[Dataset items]
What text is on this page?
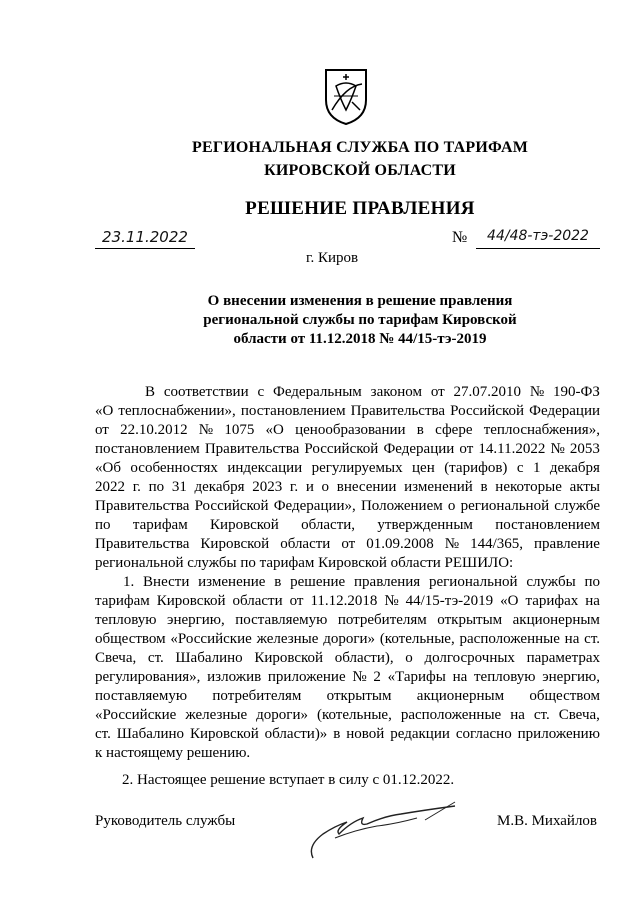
РЕГИОНАЛЬНАЯ СЛУЖБА ПО ТАРИФАМ
КИРОВСКОЙ ОБЛАСТИ
РЕШЕНИЕ ПРАВЛЕНИЯ
23.11.2022	№	44/48-тэ-2022
г. Киров
О внесении изменения в решение правления
региональной службы по тарифам Кировской
области от 11.12.2018 № 44/15-тэ-2019
В соответствии с Федеральным законом от 27.07.2010 № 190-ФЗ
«О теплоснабжении», постановлением Правительства Российской Федерации
от 22.10.2012 № 1075 «О ценообразовании в сфере теплоснабжения»,
постановлением Правительства Российской Федерации от 14.11.2022 № 2053
«Об особенностях индексации регулируемых цен (тарифов) с 1 декабря
2022 г. по 31 декабря 2023 г. и о внесении изменений в некоторые акты
Правительства Российской Федерации», Положением о региональной службе
по тарифам Кировской области, утвержденным постановлением
Правительства Кировской области от 01.09.2008 № 144/365, правление
региональной службы по тарифам Кировской области РЕШИЛО:
1. Внести изменение в решение правления региональной службы по
тарифам Кировской области от 11.12.2018 № 44/15-тэ-2019 «О тарифах на
тепловую энергию, поставляемую потребителям открытым акционерным
обществом «Российские железные дороги» (котельные, расположенные на ст.
Свеча, ст. Шабалино Кировской области), о долгосрочных параметрах
регулирования», изложив приложение № 2 «Тарифы на тепловую энергию,
поставляемую потребителям открытым акционерным обществом
«Российские железные дороги» (котельные, расположенные на ст. Свеча,
ст. Шабалино Кировской области)» в новой редакции согласно приложению
к настоящему решению.
2. Настоящее решение вступает в силу с 01.12.2022.
Руководитель службы	М.В. Михайлов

» **REQUIRED WORK**:
Omit the pictures and output all of the other material exactly.

» **WRITTEN REPLY**:
What text is on this page?
РЕГИОНАЛЬНАЯ СЛУЖБА ПО ТАРИФАМ
КИРОВСКОЙ ОБЛАСТИ
РЕШЕНИЕ ПРАВЛЕНИЯ
23.11.2022	№	44/48-тэ-2022
г. Киров
О внесении изменения в решение правления
региональной службы по тарифам Кировской
области от 11.12.2018 № 44/15-тэ-2019
В соответствии с Федеральным законом от 27.07.2010 № 190-ФЗ
«О теплоснабжении», постановлением Правительства Российской Федерации
от 22.10.2012 № 1075 «О ценообразовании в сфере теплоснабжения»,
постановлением Правительства Российской Федерации от 14.11.2022 № 2053
«Об особенностях индексации регулируемых цен (тарифов) с 1 декабря
2022 г. по 31 декабря 2023 г. и о внесении изменений в некоторые акты
Правительства Российской Федерации», Положением о региональной службе
по тарифам Кировской области, утвержденным постановлением
Правительства Кировской области от 01.09.2008 № 144/365, правление
региональной службы по тарифам Кировской области РЕШИЛО:
1. Внести изменение в решение правления региональной службы по
тарифам Кировской области от 11.12.2018 № 44/15-тэ-2019 «О тарифах на
тепловую энергию, поставляемую потребителям открытым акционерным
обществом «Российские железные дороги» (котельные, расположенные на ст.
Свеча, ст. Шабалино Кировской области), о долгосрочных параметрах
регулирования», изложив приложение № 2 «Тарифы на тепловую энергию,
поставляемую потребителям открытым акционерным обществом
«Российские железные дороги» (котельные, расположенные на ст. Свеча,
ст. Шабалино Кировской области)» в новой редакции согласно приложению
к настоящему решению.
2. Настоящее решение вступает в силу с 01.12.2022.
Руководитель службы	М.В. Михайлов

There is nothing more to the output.